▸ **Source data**
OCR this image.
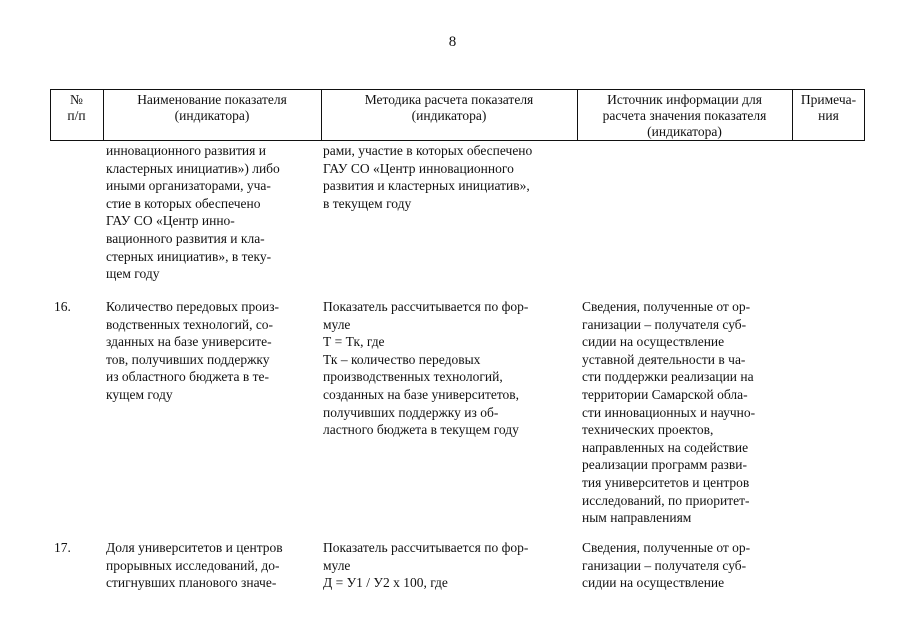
8
№
п/п
Наименование показателя
(индикатора)
Методика расчета показателя
(индикатора)
Источник информации для
расчета значения показателя
(индикатора)
Примеча-
ния
инновационного развития и
кластерных инициатив») либо
иными организаторами, уча-
стие в которых обеспечено
ГАУ СО «Центр инно-
вационного развития и кла-
стерных инициатив», в теку-
щем году
рами, участие в которых обеспечено
ГАУ СО «Центр инновационного
развития и кластерных инициатив»,
в текущем году
16.	Количество передовых произ-
водственных технологий, со-
зданных на базе университе-
тов, получивших поддержку
из областного бюджета в те-
кущем году
Показатель рассчитывается по фор-
муле
Т = Тк, где
Тк – количество передовых
производственных технологий,
созданных на базе университетов,
получивших поддержку из об-
ластного бюджета в текущем году
Сведения, полученные от ор-
ганизации – получателя суб-
сидии на осуществление
уставной деятельности в ча-
сти поддержки реализации на
территории Самарской обла-
сти инновационных и научно-
технических проектов,
направленных на содействие
реализации программ разви-
тия университетов и центров
исследований, по приоритет-
ным направлениям
17.	Доля университетов и центров
прорывных исследований, до-
стигнувших планового значе-
Показатель рассчитывается по фор-
муле
Д = У1 / У2 х 100, где
Сведения, полученные от ор-
ганизации – получателя суб-
сидии на осуществление
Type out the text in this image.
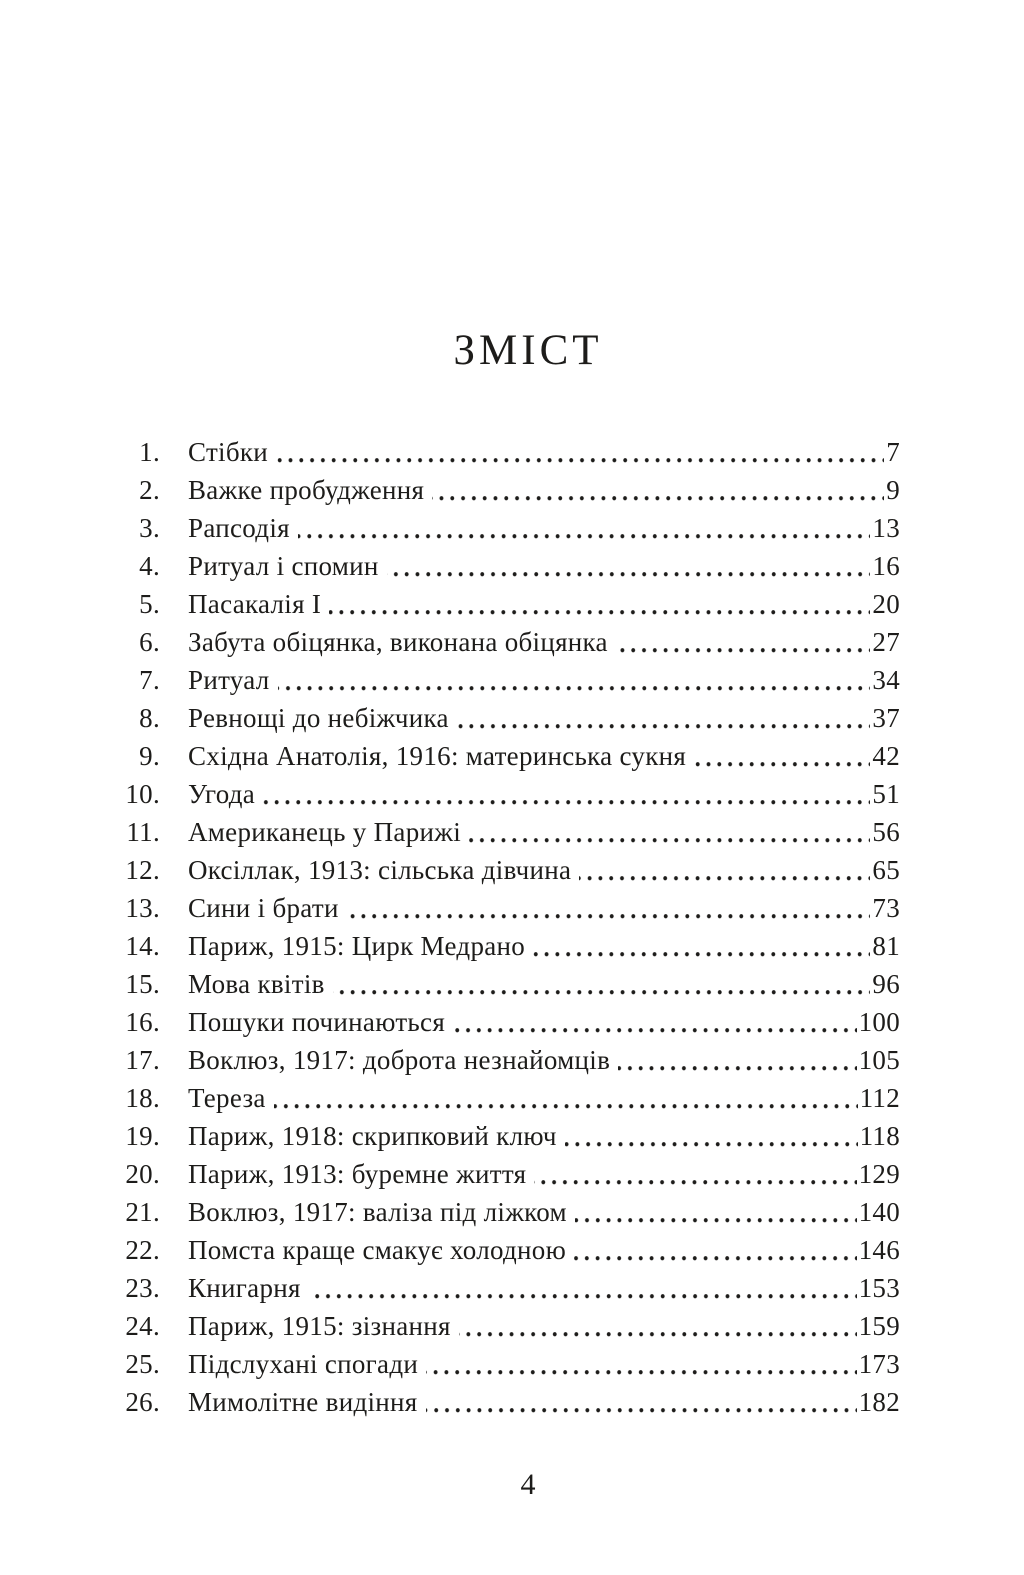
ЗМІСТ
1. Стібки	7
2. Важке пробудження	9
3. Рапсодія	13
4. Ритуал і спомин	16
5. Пасакалія І	20
6. Забута обіцянка, виконана обіцянка	27
7. Ритуал	34
8. Ревнощі до небіжчика	37
9. Східна Анатолія, 1916: материнська сукня	42
10. Угода	51
11. Американець у Парижі	56
12. Оксіллак, 1913: сільська дівчина	65
13. Сини і брати	73
14. Париж, 1915: Цирк Медрано	81
15. Мова квітів	96
16. Пошуки починаються	100
17. Воклюз, 1917: доброта незнайомців	105
18. Тереза	112
19. Париж, 1918: скрипковий ключ	118
20. Париж, 1913: буремне життя	129
21. Воклюз, 1917: валіза під ліжком	140
22. Помста краще смакує холодною	146
23. Книгарня	153
24. Париж, 1915: зізнання	159
25. Підслухані спогади	173
26. Мимолітне видіння	182
4
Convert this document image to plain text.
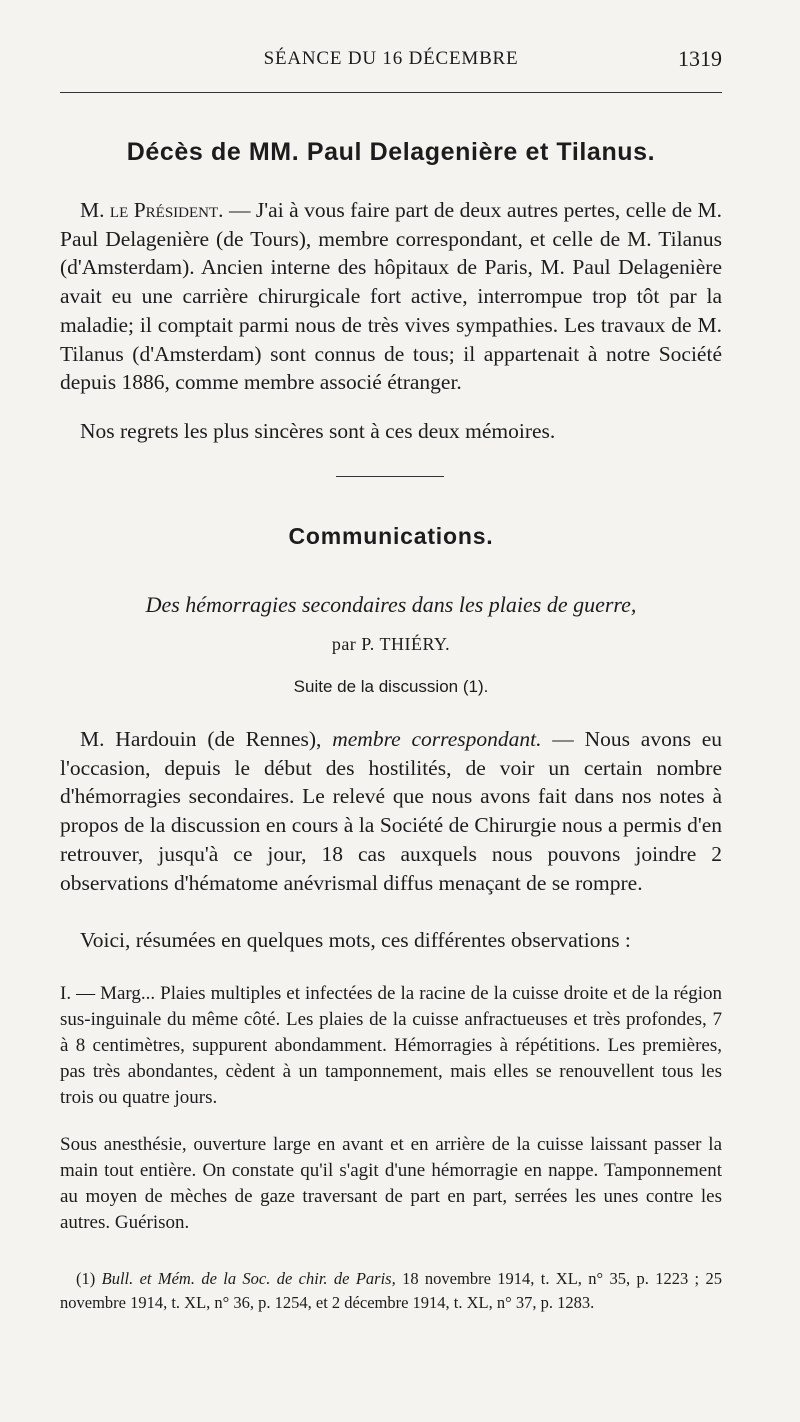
SÉANCE DU 16 DÉCEMBRE	1319
Décès de MM. Paul Delagenière et Tilanus.

M. le Président. — J'ai à vous faire part de deux autres pertes, celle de M. Paul Delagenière (de Tours), membre correspondant, et celle de M. Tilanus (d'Amsterdam). Ancien interne des hôpitaux de Paris, M. Paul Delagenière avait eu une carrière chirurgicale fort active, interrompue trop tôt par la maladie; il comptait parmi nous de très vives sympathies. Les travaux de M. Tilanus (d'Amsterdam) sont connus de tous; il appartenait à notre Société depuis 1886, comme membre associé étranger.

Nos regrets les plus sincères sont à ces deux mémoires.

Communications.
Des hémorragies secondaires dans les plaies de guerre,
par P. THIÉRY.
Suite de la discussion (1).

M. Hardouin (de Rennes), membre correspondant. — Nous avons eu l'occasion, depuis le début des hostilités, de voir un certain nombre d'hémorragies secondaires. Le relevé que nous avons fait dans nos notes à propos de la discussion en cours à la Société de Chirurgie nous a permis d'en retrouver, jusqu'à ce jour, 18 cas auxquels nous pouvons joindre 2 observations d'hématome anévrismal diffus menaçant de se rompre.

Voici, résumées en quelques mots, ces différentes observations :

I. — Marg... Plaies multiples et infectées de la racine de la cuisse droite et de la région sus-inguinale du même côté. Les plaies de la cuisse anfractueuses et très profondes, 7 à 8 centimètres, suppurent abondamment. Hémorragies à répétitions. Les premières, pas très abondantes, cèdent à un tamponnement, mais elles se renouvellent tous les trois ou quatre jours.

Sous anesthésie, ouverture large en avant et en arrière de la cuisse laissant passer la main tout entière. On constate qu'il s'agit d'une hémorragie en nappe. Tamponnement au moyen de mèches de gaze traversant de part en part, serrées les unes contre les autres. Guérison.

(1) Bull. et Mém. de la Soc. de chir. de Paris, 18 novembre 1914, t. XL, n° 35, p. 1223 ; 25 novembre 1914, t. XL, n° 36, p. 1254, et 2 décembre 1914, t. XL, n° 37, p. 1283.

▸ **YOUR INSTRUCTIONS**
Reproduce all of the material above word for word. Omit the pictures.

▸ **SOLUTION FOR THIS EXERCISE**
OCR this image.
8
№
п/п
Наименование показателя
(индикатора)
Методика расчета показателя
(индикатора)
Источник информации для
расчета значения показателя
(индикатора)
Примеча-
ния
инновационного развития и
кластерных инициатив») либо
иными организаторами, уча-
стие в которых обеспечено
ГАУ СО «Центр инно-
вационного развития и кла-
стерных инициатив», в теку-
щем году
рами, участие в которых обеспечено
ГАУ СО «Центр инновационного
развития и кластерных инициатив»,
в текущем году
16.	Количество передовых произ-
водственных технологий, со-
зданных на базе университе-
тов, получивших поддержку
из областного бюджета в те-
кущем году
Показатель рассчитывается по фор-
муле
Т = Тк, где
Тк – количество передовых
производственных технологий,
созданных на базе университетов,
получивших поддержку из об-
ластного бюджета в текущем году
Сведения, полученные от ор-
ганизации – получателя суб-
сидии на осуществление
уставной деятельности в ча-
сти поддержки реализации на
территории Самарской обла-
сти инновационных и научно-
технических проектов,
направленных на содействие
реализации программ разви-
тия университетов и центров
исследований, по приоритет-
ным направлениям
17.	Доля университетов и центров
прорывных исследований, до-
стигнувших планового значе-
Показатель рассчитывается по фор-
муле
Д = У1 / У2 х 100, где
Сведения, полученные от ор-
ганизации – получателя суб-
сидии на осуществление
Type out the text in this image.
ЗМІСТ
1. Стібки	7
2. Важке пробудження	9
3. Рапсодія	13
4. Ритуал і спомин	16
5. Пасакалія І	20
6. Забута обіцянка, виконана обіцянка	27
7. Ритуал	34
8. Ревнощі до небіжчика	37
9. Східна Анатолія, 1916: материнська сукня	42
10. Угода	51
11. Американець у Парижі	56
12. Оксіллак, 1913: сільська дівчина	65
13. Сини і брати	73
14. Париж, 1915: Цирк Медрано	81
15. Мова квітів	96
16. Пошуки починаються	100
17. Воклюз, 1917: доброта незнайомців	105
18. Тереза	112
19. Париж, 1918: скрипковий ключ	118
20. Париж, 1913: буремне життя	129
21. Воклюз, 1917: валіза під ліжком	140
22. Помста краще смакує холодною	146
23. Книгарня	153
24. Париж, 1915: зізнання	159
25. Підслухані спогади	173
26. Мимолітне видіння	182
4
Convert this document image to plain text.
SÉANCE DU 16 DÉCEMBRE	1319
Décès de MM. Paul Delagenière et Tilanus.

M. le Président. — J'ai à vous faire part de deux autres pertes, celle de M. Paul Delagenière (de Tours), membre correspondant, et celle de M. Tilanus (d'Amsterdam). Ancien interne des hôpitaux de Paris, M. Paul Delagenière avait eu une carrière chirurgicale fort active, interrompue trop tôt par la maladie; il comptait parmi nous de très vives sympathies. Les travaux de M. Tilanus (d'Amsterdam) sont connus de tous; il appartenait à notre Société depuis 1886, comme membre associé étranger.

Nos regrets les plus sincères sont à ces deux mémoires.

Communications.
Des hémorragies secondaires dans les plaies de guerre,
par P. THIÉRY.
Suite de la discussion (1).

M. Hardouin (de Rennes), membre correspondant. — Nous avons eu l'occasion, depuis le début des hostilités, de voir un certain nombre d'hémorragies secondaires. Le relevé que nous avons fait dans nos notes à propos de la discussion en cours à la Société de Chirurgie nous a permis d'en retrouver, jusqu'à ce jour, 18 cas auxquels nous pouvons joindre 2 observations d'hématome anévrismal diffus menaçant de se rompre.

Voici, résumées en quelques mots, ces différentes observations :

I. — Marg... Plaies multiples et infectées de la racine de la cuisse droite et de la région sus-inguinale du même côté. Les plaies de la cuisse anfractueuses et très profondes, 7 à 8 centimètres, suppurent abondamment. Hémorragies à répétitions. Les premières, pas très abondantes, cèdent à un tamponnement, mais elles se renouvellent tous les trois ou quatre jours.

Sous anesthésie, ouverture large en avant et en arrière de la cuisse laissant passer la main tout entière. On constate qu'il s'agit d'une hémorragie en nappe. Tamponnement au moyen de mèches de gaze traversant de part en part, serrées les unes contre les autres. Guérison.

(1) Bull. et Mém. de la Soc. de chir. de Paris, 18 novembre 1914, t. XL, n° 35, p. 1223 ; 25 novembre 1914, t. XL, n° 36, p. 1254, et 2 décembre 1914, t. XL, n° 37, p. 1283.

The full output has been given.